• Aim: Output the material below in its entirety, exactly as given.

(Stored data)
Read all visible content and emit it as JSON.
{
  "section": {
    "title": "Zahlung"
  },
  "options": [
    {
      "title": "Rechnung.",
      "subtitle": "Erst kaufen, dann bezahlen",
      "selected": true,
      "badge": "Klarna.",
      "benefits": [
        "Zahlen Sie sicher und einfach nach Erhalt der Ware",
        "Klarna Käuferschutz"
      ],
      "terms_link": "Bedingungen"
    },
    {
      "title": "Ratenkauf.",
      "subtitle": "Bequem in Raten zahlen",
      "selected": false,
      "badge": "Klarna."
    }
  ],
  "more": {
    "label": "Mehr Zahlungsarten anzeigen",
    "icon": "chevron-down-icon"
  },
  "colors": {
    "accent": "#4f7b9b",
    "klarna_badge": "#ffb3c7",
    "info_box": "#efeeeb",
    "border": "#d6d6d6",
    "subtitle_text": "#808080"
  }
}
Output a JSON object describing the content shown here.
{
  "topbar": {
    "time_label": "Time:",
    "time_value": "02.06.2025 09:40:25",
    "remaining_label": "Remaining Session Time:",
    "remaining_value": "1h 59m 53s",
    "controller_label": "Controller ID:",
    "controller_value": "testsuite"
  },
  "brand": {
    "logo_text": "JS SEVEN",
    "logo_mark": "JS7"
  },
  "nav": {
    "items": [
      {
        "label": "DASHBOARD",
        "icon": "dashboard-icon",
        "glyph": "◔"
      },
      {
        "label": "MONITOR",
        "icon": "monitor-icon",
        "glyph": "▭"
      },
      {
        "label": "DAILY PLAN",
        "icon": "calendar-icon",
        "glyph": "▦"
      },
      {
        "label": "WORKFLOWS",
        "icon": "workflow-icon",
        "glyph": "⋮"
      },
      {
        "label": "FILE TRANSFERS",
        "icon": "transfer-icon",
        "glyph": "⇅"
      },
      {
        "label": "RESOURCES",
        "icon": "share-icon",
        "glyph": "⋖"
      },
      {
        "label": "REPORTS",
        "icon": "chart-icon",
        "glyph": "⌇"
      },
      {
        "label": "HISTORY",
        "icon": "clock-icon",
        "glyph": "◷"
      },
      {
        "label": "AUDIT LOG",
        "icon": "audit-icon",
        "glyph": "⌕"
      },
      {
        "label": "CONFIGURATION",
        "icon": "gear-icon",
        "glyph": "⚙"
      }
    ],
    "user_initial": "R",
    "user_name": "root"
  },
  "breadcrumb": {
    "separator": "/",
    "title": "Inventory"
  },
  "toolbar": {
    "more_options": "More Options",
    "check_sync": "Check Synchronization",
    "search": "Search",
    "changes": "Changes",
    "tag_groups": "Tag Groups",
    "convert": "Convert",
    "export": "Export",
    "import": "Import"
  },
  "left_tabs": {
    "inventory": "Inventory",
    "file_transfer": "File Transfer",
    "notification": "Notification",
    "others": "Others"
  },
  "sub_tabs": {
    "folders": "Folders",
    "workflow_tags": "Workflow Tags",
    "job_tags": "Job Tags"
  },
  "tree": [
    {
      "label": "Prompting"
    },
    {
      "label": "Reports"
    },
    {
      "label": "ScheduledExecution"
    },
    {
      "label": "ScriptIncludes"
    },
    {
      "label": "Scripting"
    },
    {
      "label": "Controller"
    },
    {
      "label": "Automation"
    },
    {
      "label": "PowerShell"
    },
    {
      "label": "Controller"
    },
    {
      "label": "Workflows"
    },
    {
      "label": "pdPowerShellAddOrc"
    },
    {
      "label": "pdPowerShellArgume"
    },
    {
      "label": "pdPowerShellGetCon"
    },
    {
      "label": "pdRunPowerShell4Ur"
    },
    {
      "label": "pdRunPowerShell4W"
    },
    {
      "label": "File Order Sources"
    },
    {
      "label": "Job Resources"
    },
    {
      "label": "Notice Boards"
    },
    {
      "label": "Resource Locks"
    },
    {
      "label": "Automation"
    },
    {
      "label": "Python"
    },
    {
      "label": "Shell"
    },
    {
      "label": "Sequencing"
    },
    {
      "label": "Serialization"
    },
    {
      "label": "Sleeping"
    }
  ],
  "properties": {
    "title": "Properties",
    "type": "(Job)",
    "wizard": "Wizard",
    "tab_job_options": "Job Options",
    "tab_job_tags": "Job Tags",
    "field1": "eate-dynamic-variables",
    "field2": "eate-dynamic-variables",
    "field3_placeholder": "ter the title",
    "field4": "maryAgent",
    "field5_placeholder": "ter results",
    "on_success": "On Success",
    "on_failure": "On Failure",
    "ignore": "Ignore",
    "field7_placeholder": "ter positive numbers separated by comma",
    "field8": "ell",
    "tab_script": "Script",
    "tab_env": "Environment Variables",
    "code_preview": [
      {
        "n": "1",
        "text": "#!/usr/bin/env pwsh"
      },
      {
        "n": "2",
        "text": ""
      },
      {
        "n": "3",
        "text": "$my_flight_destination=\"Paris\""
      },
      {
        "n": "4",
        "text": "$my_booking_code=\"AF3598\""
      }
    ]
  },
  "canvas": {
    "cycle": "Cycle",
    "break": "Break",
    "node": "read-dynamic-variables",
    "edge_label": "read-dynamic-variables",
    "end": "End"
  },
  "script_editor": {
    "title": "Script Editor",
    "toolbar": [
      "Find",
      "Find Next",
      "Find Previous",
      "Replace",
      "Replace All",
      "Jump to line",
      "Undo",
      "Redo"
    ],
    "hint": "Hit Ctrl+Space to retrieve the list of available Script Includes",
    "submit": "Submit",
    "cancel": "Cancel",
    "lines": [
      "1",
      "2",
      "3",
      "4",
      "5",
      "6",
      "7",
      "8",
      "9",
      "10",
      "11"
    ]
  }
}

• Final answer:
Read all visible content and emit it as JSON.
{
  "section": {
    "title": "Zahlung"
  },
  "options": [
    {
      "title": "Rechnung.",
      "subtitle": "Erst kaufen, dann bezahlen",
      "selected": true,
      "badge": "Klarna.",
      "benefits": [
        "Zahlen Sie sicher und einfach nach Erhalt der Ware",
        "Klarna Käuferschutz"
      ],
      "terms_link": "Bedingungen"
    },
    {
      "title": "Ratenkauf.",
      "subtitle": "Bequem in Raten zahlen",
      "selected": false,
      "badge": "Klarna."
    }
  ],
  "more": {
    "label": "Mehr Zahlungsarten anzeigen",
    "icon": "chevron-down-icon"
  },
  "colors": {
    "accent": "#4f7b9b",
    "klarna_badge": "#ffb3c7",
    "info_box": "#efeeeb",
    "border": "#d6d6d6",
    "subtitle_text": "#808080"
  }
}
Output a JSON object describing the content shown here.
{
  "topbar": {
    "time_label": "Time:",
    "time_value": "02.06.2025 09:40:25",
    "remaining_label": "Remaining Session Time:",
    "remaining_value": "1h 59m 53s",
    "controller_label": "Controller ID:",
    "controller_value": "testsuite"
  },
  "brand": {
    "logo_text": "JS SEVEN",
    "logo_mark": "JS7"
  },
  "nav": {
    "items": [
      {
        "label": "DASHBOARD",
        "icon": "dashboard-icon",
        "glyph": "◔"
      },
      {
        "label": "MONITOR",
        "icon": "monitor-icon",
        "glyph": "▭"
      },
      {
        "label": "DAILY PLAN",
        "icon": "calendar-icon",
        "glyph": "▦"
      },
      {
        "label": "WORKFLOWS",
        "icon": "workflow-icon",
        "glyph": "⋮"
      },
      {
        "label": "FILE TRANSFERS",
        "icon": "transfer-icon",
        "glyph": "⇅"
      },
      {
        "label": "RESOURCES",
        "icon": "share-icon",
        "glyph": "⋖"
      },
      {
        "label": "REPORTS",
        "icon": "chart-icon",
        "glyph": "⌇"
      },
      {
        "label": "HISTORY",
        "icon": "clock-icon",
        "glyph": "◷"
      },
      {
        "label": "AUDIT LOG",
        "icon": "audit-icon",
        "glyph": "⌕"
      },
      {
        "label": "CONFIGURATION",
        "icon": "gear-icon",
        "glyph": "⚙"
      }
    ],
    "user_initial": "R",
    "user_name": "root"
  },
  "breadcrumb": {
    "separator": "/",
    "title": "Inventory"
  },
  "toolbar": {
    "more_options": "More Options",
    "check_sync": "Check Synchronization",
    "search": "Search",
    "changes": "Changes",
    "tag_groups": "Tag Groups",
    "convert": "Convert",
    "export": "Export",
    "import": "Import"
  },
  "left_tabs": {
    "inventory": "Inventory",
    "file_transfer": "File Transfer",
    "notification": "Notification",
    "others": "Others"
  },
  "sub_tabs": {
    "folders": "Folders",
    "workflow_tags": "Workflow Tags",
    "job_tags": "Job Tags"
  },
  "tree": [
    {
      "label": "Prompting"
    },
    {
      "label": "Reports"
    },
    {
      "label": "ScheduledExecution"
    },
    {
      "label": "ScriptIncludes"
    },
    {
      "label": "Scripting"
    },
    {
      "label": "Controller"
    },
    {
      "label": "Automation"
    },
    {
      "label": "PowerShell"
    },
    {
      "label": "Controller"
    },
    {
      "label": "Workflows"
    },
    {
      "label": "pdPowerShellAddOrc"
    },
    {
      "label": "pdPowerShellArgume"
    },
    {
      "label": "pdPowerShellGetCon"
    },
    {
      "label": "pdRunPowerShell4Ur"
    },
    {
      "label": "pdRunPowerShell4W"
    },
    {
      "label": "File Order Sources"
    },
    {
      "label": "Job Resources"
    },
    {
      "label": "Notice Boards"
    },
    {
      "label": "Resource Locks"
    },
    {
      "label": "Automation"
    },
    {
      "label": "Python"
    },
    {
      "label": "Shell"
    },
    {
      "label": "Sequencing"
    },
    {
      "label": "Serialization"
    },
    {
      "label": "Sleeping"
    }
  ],
  "properties": {
    "title": "Properties",
    "type": "(Job)",
    "wizard": "Wizard",
    "tab_job_options": "Job Options",
    "tab_job_tags": "Job Tags",
    "field1": "eate-dynamic-variables",
    "field2": "eate-dynamic-variables",
    "field3_placeholder": "ter the title",
    "field4": "maryAgent",
    "field5_placeholder": "ter results",
    "on_success": "On Success",
    "on_failure": "On Failure",
    "ignore": "Ignore",
    "field7_placeholder": "ter positive numbers separated by comma",
    "field8": "ell",
    "tab_script": "Script",
    "tab_env": "Environment Variables",
    "code_preview": [
      {
        "n": "1",
        "text": "#!/usr/bin/env pwsh"
      },
      {
        "n": "2",
        "text": ""
      },
      {
        "n": "3",
        "text": "$my_flight_destination=\"Paris\""
      },
      {
        "n": "4",
        "text": "$my_booking_code=\"AF3598\""
      }
    ]
  },
  "canvas": {
    "cycle": "Cycle",
    "break": "Break",
    "node": "read-dynamic-variables",
    "edge_label": "read-dynamic-variables",
    "end": "End"
  },
  "script_editor": {
    "title": "Script Editor",
    "toolbar": [
      "Find",
      "Find Next",
      "Find Previous",
      "Replace",
      "Replace All",
      "Jump to line",
      "Undo",
      "Redo"
    ],
    "hint": "Hit Ctrl+Space to retrieve the list of available Script Includes",
    "submit": "Submit",
    "cancel": "Cancel",
    "lines": [
      "1",
      "2",
      "3",
      "4",
      "5",
      "6",
      "7",
      "8",
      "9",
      "10",
      "11"
    ]
  }
}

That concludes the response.